_TO BE DONE_
Without the images, write out the whole listing exactly.

_PROVIDED MATERIAL_
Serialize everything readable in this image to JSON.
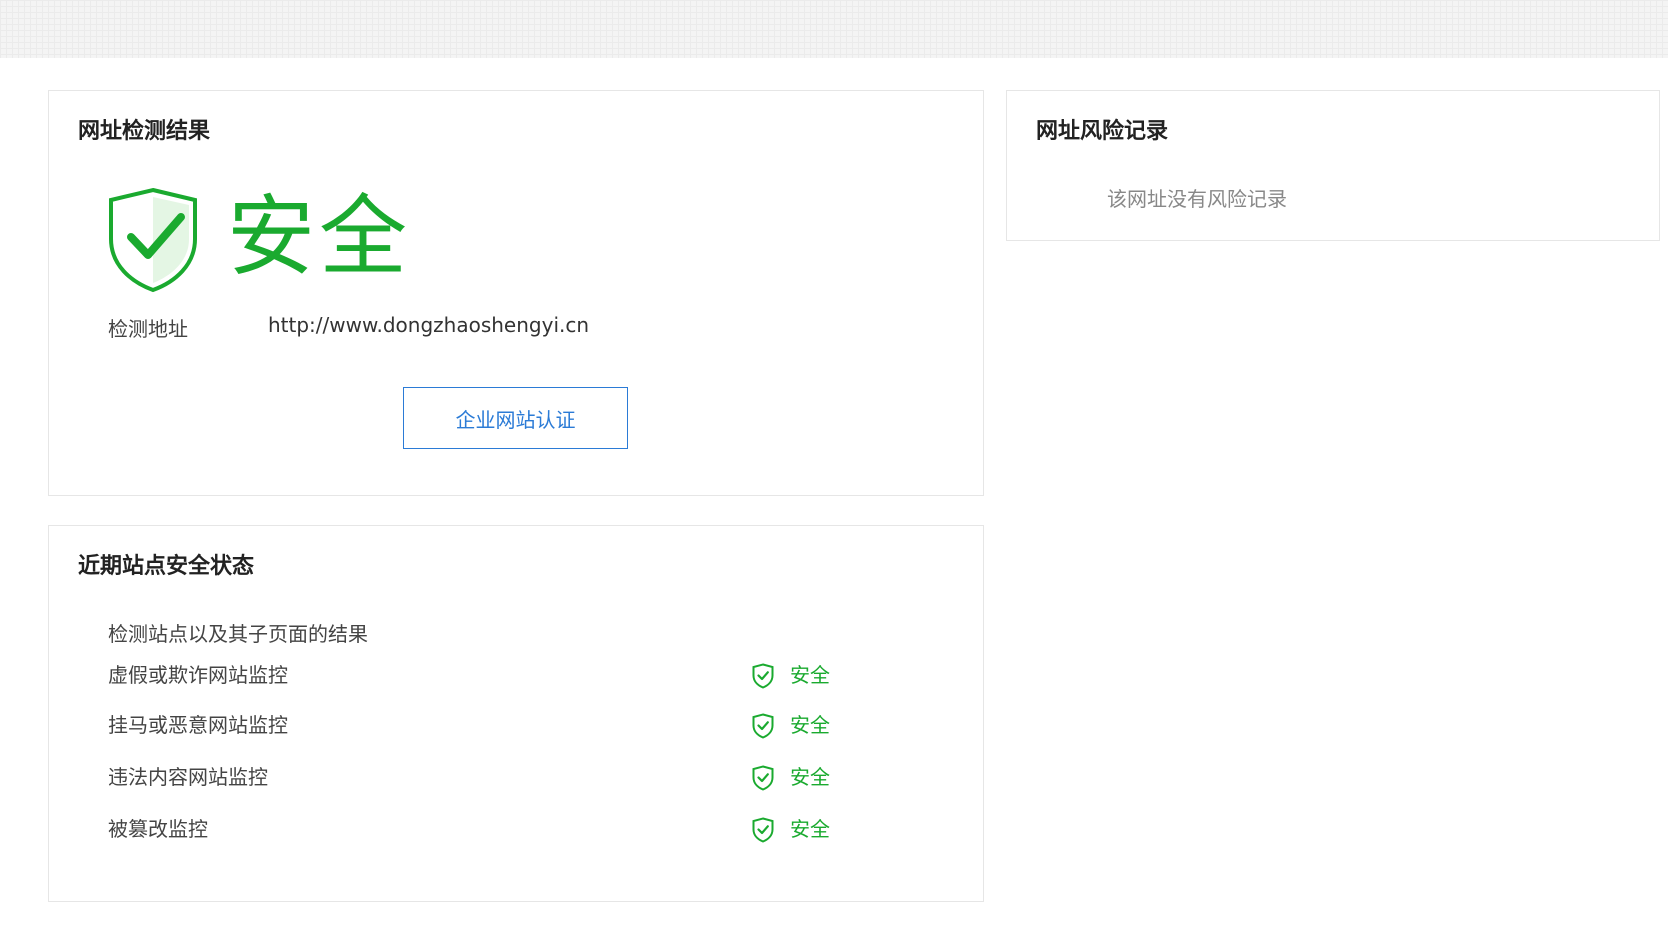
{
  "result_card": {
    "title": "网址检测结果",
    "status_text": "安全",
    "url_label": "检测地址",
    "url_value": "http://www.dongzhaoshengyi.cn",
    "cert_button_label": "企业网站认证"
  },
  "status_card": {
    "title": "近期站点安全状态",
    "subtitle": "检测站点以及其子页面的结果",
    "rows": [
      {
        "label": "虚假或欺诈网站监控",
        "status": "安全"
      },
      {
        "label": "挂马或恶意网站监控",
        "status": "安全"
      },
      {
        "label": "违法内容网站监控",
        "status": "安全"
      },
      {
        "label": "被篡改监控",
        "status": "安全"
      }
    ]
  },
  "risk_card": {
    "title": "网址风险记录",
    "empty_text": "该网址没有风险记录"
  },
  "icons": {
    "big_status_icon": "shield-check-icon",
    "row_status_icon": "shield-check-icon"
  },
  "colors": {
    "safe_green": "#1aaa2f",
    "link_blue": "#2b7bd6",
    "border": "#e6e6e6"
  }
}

_RESULT OF THIS TASK_
Serialize everything readable in this image to JSON.
{
  "result_card": {
    "title": "网址检测结果",
    "status_text": "安全",
    "url_label": "检测地址",
    "url_value": "http://www.dongzhaoshengyi.cn",
    "cert_button_label": "企业网站认证"
  },
  "status_card": {
    "title": "近期站点安全状态",
    "subtitle": "检测站点以及其子页面的结果",
    "rows": [
      {
        "label": "虚假或欺诈网站监控",
        "status": "安全"
      },
      {
        "label": "挂马或恶意网站监控",
        "status": "安全"
      },
      {
        "label": "违法内容网站监控",
        "status": "安全"
      },
      {
        "label": "被篡改监控",
        "status": "安全"
      }
    ]
  },
  "risk_card": {
    "title": "网址风险记录",
    "empty_text": "该网址没有风险记录"
  },
  "icons": {
    "big_status_icon": "shield-check-icon",
    "row_status_icon": "shield-check-icon"
  },
  "colors": {
    "safe_green": "#1aaa2f",
    "link_blue": "#2b7bd6",
    "border": "#e6e6e6"
  }
}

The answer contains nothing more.